## TO DO
Word for word, set down the records and skip each picture.

## Start

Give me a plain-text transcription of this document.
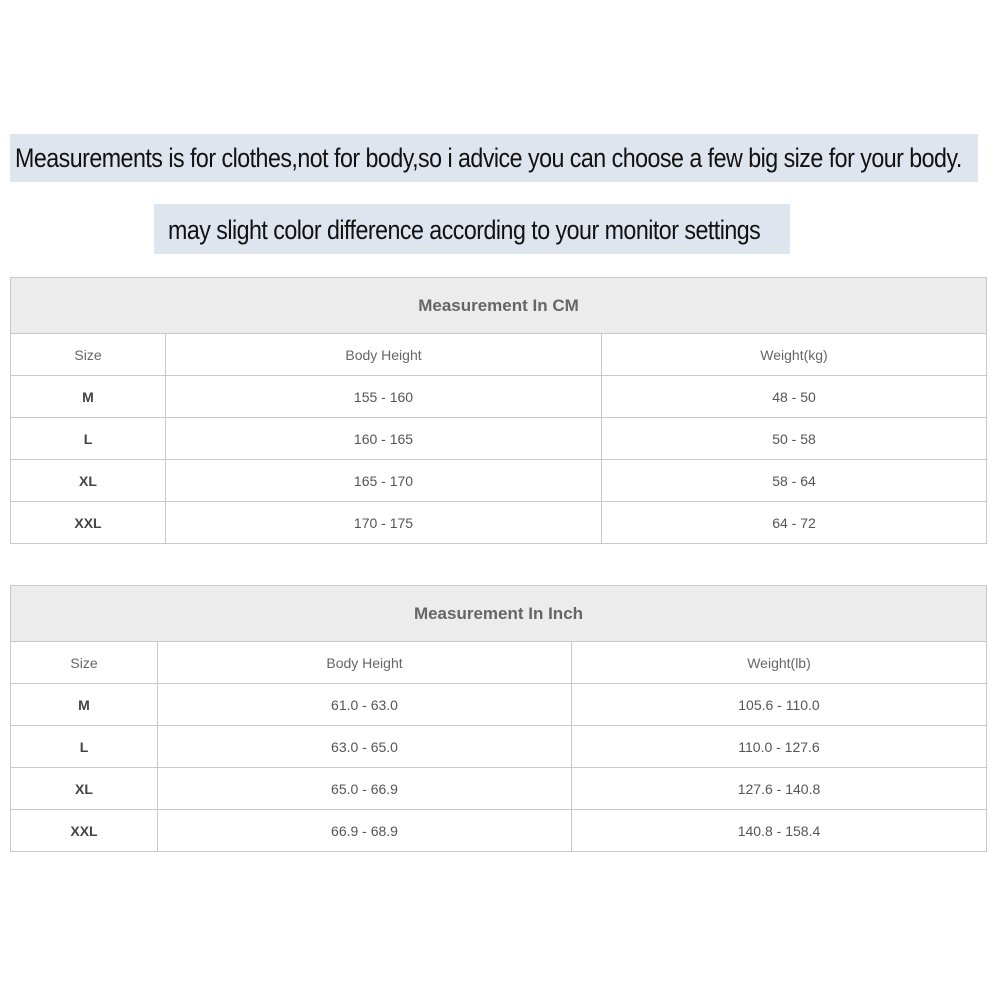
Measurements is for clothes,not for body,so i advice you can choose a few big size for your body.
may slight color difference according to your monitor settings
Measurement In CM		
Size	Body Height	Weight(kg)
M	155 - 160	48 - 50
L	160 - 165	50 - 58
XL	165 - 170	58 - 64
XXL	170 - 175	64 - 72
Measurement In Inch		
Size	Body Height	Weight(lb)
M	61.0 - 63.0	105.6 - 110.0
L	63.0 - 65.0	110.0 - 127.6
XL	65.0 - 66.9	127.6 - 140.8
XXL	66.9 - 68.9	140.8 - 158.4
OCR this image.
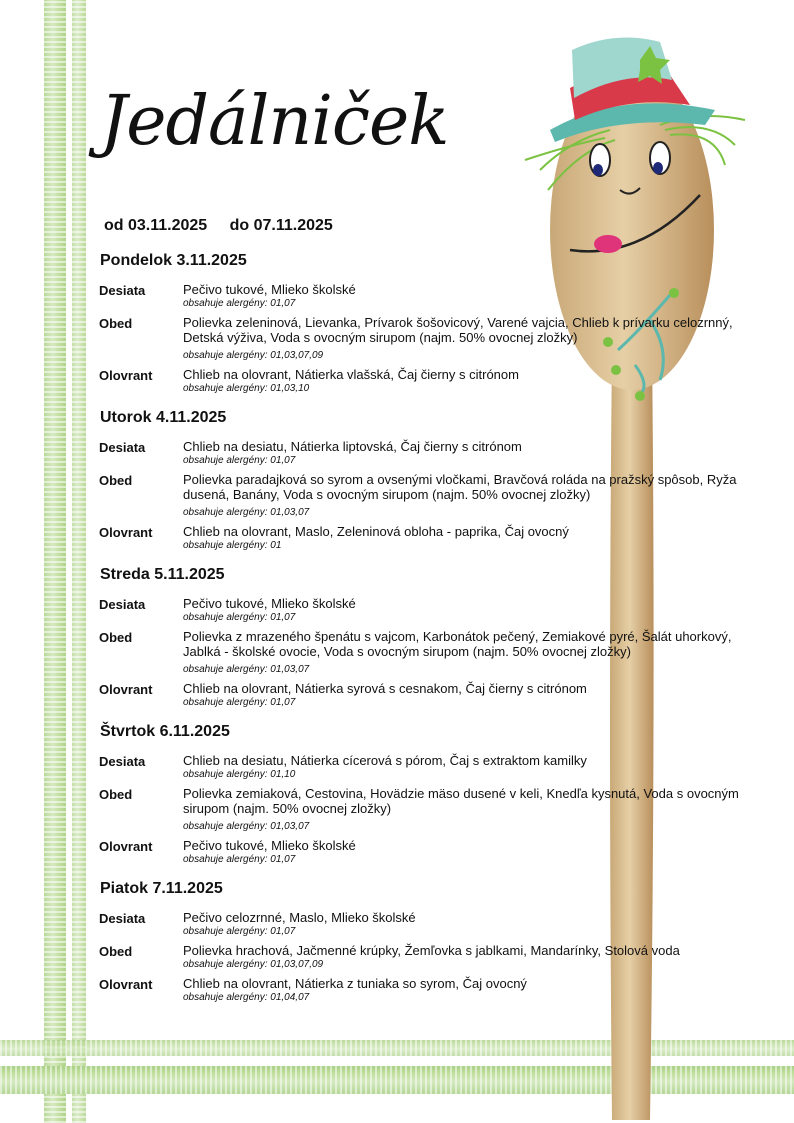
Jedálniček
od 03.11.2025 do 07.11.2025
Pondelok 3.11.2025
Desiata	Pečivo tukové, Mlieko školské
obsahuje alergény: 01,07
Obed	Polievka zeleninová, Lievanka, Prívarok šošovicový, Varené vajcia, Chlieb k prívarku celozrnný, Detská výživa, Voda s ovocným sirupom (najm. 50% ovocnej zložky)
obsahuje alergény: 01,03,07,09
Olovrant	Chlieb na olovrant, Nátierka vlašská, Čaj čierny s citrónom
obsahuje alergény: 01,03,10
Utorok 4.11.2025
Desiata	Chlieb na desiatu, Nátierka liptovská, Čaj čierny s citrónom
obsahuje alergény: 01,07
Obed	Polievka paradajková so syrom a ovsenými vločkami, Bravčová roláda na pražský spôsob, Ryža dusená, Banány, Voda s ovocným sirupom (najm. 50% ovocnej zložky)
obsahuje alergény: 01,03,07
Olovrant	Chlieb na olovrant, Maslo, Zeleninová obloha - paprika, Čaj ovocný
obsahuje alergény: 01
Streda 5.11.2025
Desiata	Pečivo tukové, Mlieko školské
obsahuje alergény: 01,07
Obed	Polievka z mrazeného špenátu s vajcom, Karbonátok pečený, Zemiakové pyré, Šalát uhorkový, Jablká - školské ovocie, Voda s ovocným sirupom (najm. 50% ovocnej zložky)
obsahuje alergény: 01,03,07
Olovrant	Chlieb na olovrant, Nátierka syrová s cesnakom, Čaj čierny s citrónom
obsahuje alergény: 01,07
Štvrtok 6.11.2025
Desiata	Chlieb na desiatu, Nátierka cícerová s pórom, Čaj s extraktom kamilky
obsahuje alergény: 01,10
Obed	Polievka zemiaková, Cestovina, Hovädzie mäso dusené v keli, Knedľa kysnutá, Voda s ovocným sirupom (najm. 50% ovocnej zložky)
obsahuje alergény: 01,03,07
Olovrant	Pečivo tukové, Mlieko školské
obsahuje alergény: 01,07
Piatok 7.11.2025
Desiata	Pečivo celozrnné, Maslo, Mlieko školské
obsahuje alergény: 01,07
Obed	Polievka hrachová, Jačmenné krúpky, Žemľovka s jablkami, Mandarínky, Stolová voda
obsahuje alergény: 01,03,07,09
Olovrant	Chlieb na olovrant, Nátierka z tuniaka so syrom, Čaj ovocný
obsahuje alergény: 01,04,07
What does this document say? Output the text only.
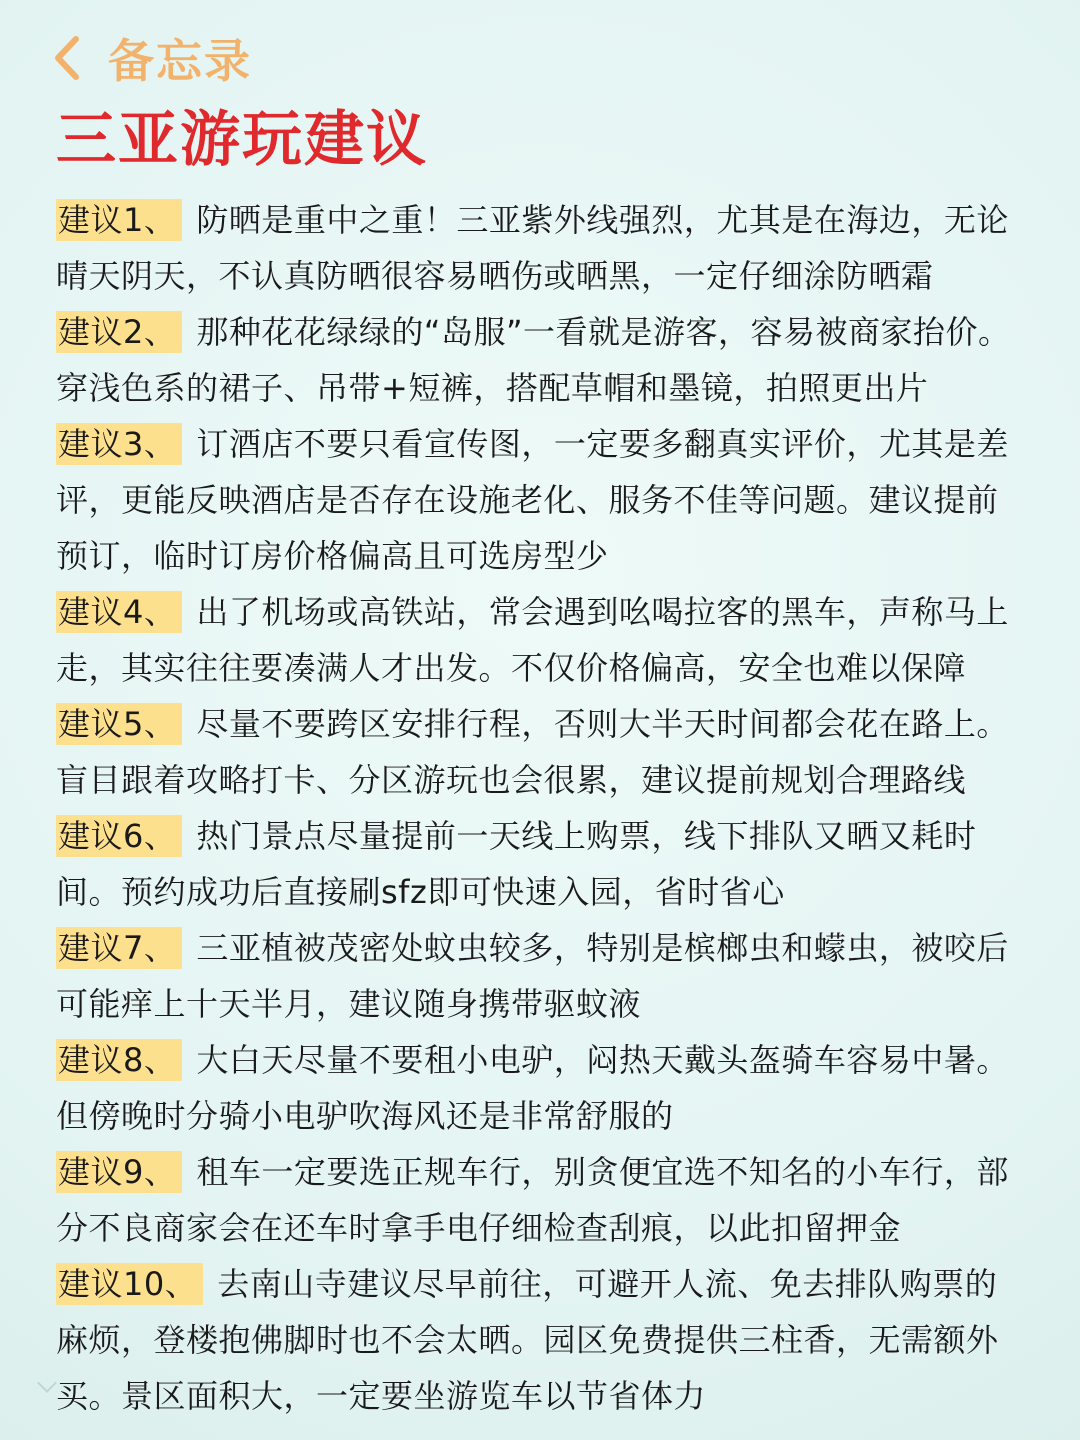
备忘录
三亚游玩建议

建议1、 防晒是重中之重！三亚紫外线强烈，尤其是在海边，无论晴天阴天，不认真防晒很容易晒伤或晒黑，一定仔细涂防晒霜

建议2、 那种花花绿绿的“岛服”一看就是游客，容易被商家抬价。穿浅色系的裙子、吊带+短裤，搭配草帽和墨镜，拍照更出片

建议3、 订酒店不要只看宣传图，一定要多翻真实评价，尤其是差评，更能反映酒店是否存在设施老化、服务不佳等问题。建议提前预订，临时订房价格偏高且可选房型少

建议4、 出了机场或高铁站，常会遇到吆喝拉客的黑车，声称马上走，其实往往要凑满人才出发。不仅价格偏高，安全也难以保障

建议5、 尽量不要跨区安排行程，否则大半天时间都会花在路上。盲目跟着攻略打卡、分区游玩也会很累，建议提前规划合理路线

建议6、 热门景点尽量提前一天线上购票，线下排队又晒又耗时间。预约成功后直接刷sfz即可快速入园，省时省心

建议7、 三亚植被茂密处蚊虫较多，特别是槟榔虫和蠓虫，被咬后可能痒上十天半月，建议随身携带驱蚊液

建议8、 大白天尽量不要租小电驴，闷热天戴头盔骑车容易中暑。但傍晚时分骑小电驴吹海风还是非常舒服的

建议9、 租车一定要选正规车行，别贪便宜选不知名的小车行，部分不良商家会在还车时拿手电仔细检查刮痕，以此扣留押金

建议10、 去南山寺建议尽早前往，可避开人流、免去排队购票的麻烦，登楼抱佛脚时也不会太晒。园区免费提供三柱香，无需额外买。景区面积大，一定要坐游览车以节省体力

## End

## CORRECT OUTPUT
Give me a plain-text transcription of this document.
Measurements is for clothes,not for body,so i advice you can choose a few big size for your body.
may slight color difference according to your monitor settings
Measurement In CM		
Size	Body Height	Weight(kg)
M	155 - 160	48 - 50
L	160 - 165	50 - 58
XL	165 - 170	58 - 64
XXL	170 - 175	64 - 72
Measurement In Inch		
Size	Body Height	Weight(lb)
M	61.0 - 63.0	105.6 - 110.0
L	63.0 - 65.0	110.0 - 127.6
XL	65.0 - 66.9	127.6 - 140.8
XXL	66.9 - 68.9	140.8 - 158.4
OCR this image.
Jedálniček
od 03.11.2025 do 07.11.2025
Pondelok 3.11.2025
Desiata	Pečivo tukové, Mlieko školské
obsahuje alergény: 01,07
Obed	Polievka zeleninová, Lievanka, Prívarok šošovicový, Varené vajcia, Chlieb k prívarku celozrnný, Detská výživa, Voda s ovocným sirupom (najm. 50% ovocnej zložky)
obsahuje alergény: 01,03,07,09
Olovrant	Chlieb na olovrant, Nátierka vlašská, Čaj čierny s citrónom
obsahuje alergény: 01,03,10
Utorok 4.11.2025
Desiata	Chlieb na desiatu, Nátierka liptovská, Čaj čierny s citrónom
obsahuje alergény: 01,07
Obed	Polievka paradajková so syrom a ovsenými vločkami, Bravčová roláda na pražský spôsob, Ryža dusená, Banány, Voda s ovocným sirupom (najm. 50% ovocnej zložky)
obsahuje alergény: 01,03,07
Olovrant	Chlieb na olovrant, Maslo, Zeleninová obloha - paprika, Čaj ovocný
obsahuje alergény: 01
Streda 5.11.2025
Desiata	Pečivo tukové, Mlieko školské
obsahuje alergény: 01,07
Obed	Polievka z mrazeného špenátu s vajcom, Karbonátok pečený, Zemiakové pyré, Šalát uhorkový, Jablká - školské ovocie, Voda s ovocným sirupom (najm. 50% ovocnej zložky)
obsahuje alergény: 01,03,07
Olovrant	Chlieb na olovrant, Nátierka syrová s cesnakom, Čaj čierny s citrónom
obsahuje alergény: 01,07
Štvrtok 6.11.2025
Desiata	Chlieb na desiatu, Nátierka cícerová s pórom, Čaj s extraktom kamilky
obsahuje alergény: 01,10
Obed	Polievka zemiaková, Cestovina, Hovädzie mäso dusené v keli, Knedľa kysnutá, Voda s ovocným sirupom (najm. 50% ovocnej zložky)
obsahuje alergény: 01,03,07
Olovrant	Pečivo tukové, Mlieko školské
obsahuje alergény: 01,07
Piatok 7.11.2025
Desiata	Pečivo celozrnné, Maslo, Mlieko školské
obsahuje alergény: 01,07
Obed	Polievka hrachová, Jačmenné krúpky, Žemľovka s jablkami, Mandarínky, Stolová voda
obsahuje alergény: 01,03,07,09
Olovrant	Chlieb na olovrant, Nátierka z tuniaka so syrom, Čaj ovocný
obsahuje alergény: 01,04,07
What does this document say? Output the text only.
备忘录
三亚游玩建议

建议1、 防晒是重中之重！三亚紫外线强烈，尤其是在海边，无论晴天阴天，不认真防晒很容易晒伤或晒黑，一定仔细涂防晒霜

建议2、 那种花花绿绿的“岛服”一看就是游客，容易被商家抬价。穿浅色系的裙子、吊带+短裤，搭配草帽和墨镜，拍照更出片

建议3、 订酒店不要只看宣传图，一定要多翻真实评价，尤其是差评，更能反映酒店是否存在设施老化、服务不佳等问题。建议提前预订，临时订房价格偏高且可选房型少

建议4、 出了机场或高铁站，常会遇到吆喝拉客的黑车，声称马上走，其实往往要凑满人才出发。不仅价格偏高，安全也难以保障

建议5、 尽量不要跨区安排行程，否则大半天时间都会花在路上。盲目跟着攻略打卡、分区游玩也会很累，建议提前规划合理路线

建议6、 热门景点尽量提前一天线上购票，线下排队又晒又耗时间。预约成功后直接刷sfz即可快速入园，省时省心

建议7、 三亚植被茂密处蚊虫较多，特别是槟榔虫和蠓虫，被咬后可能痒上十天半月，建议随身携带驱蚊液

建议8、 大白天尽量不要租小电驴，闷热天戴头盔骑车容易中暑。但傍晚时分骑小电驴吹海风还是非常舒服的

建议9、 租车一定要选正规车行，别贪便宜选不知名的小车行，部分不良商家会在还车时拿手电仔细检查刮痕，以此扣留押金

建议10、 去南山寺建议尽早前往，可避开人流、免去排队购票的麻烦，登楼抱佛脚时也不会太晒。园区免费提供三柱香，无需额外买。景区面积大，一定要坐游览车以节省体力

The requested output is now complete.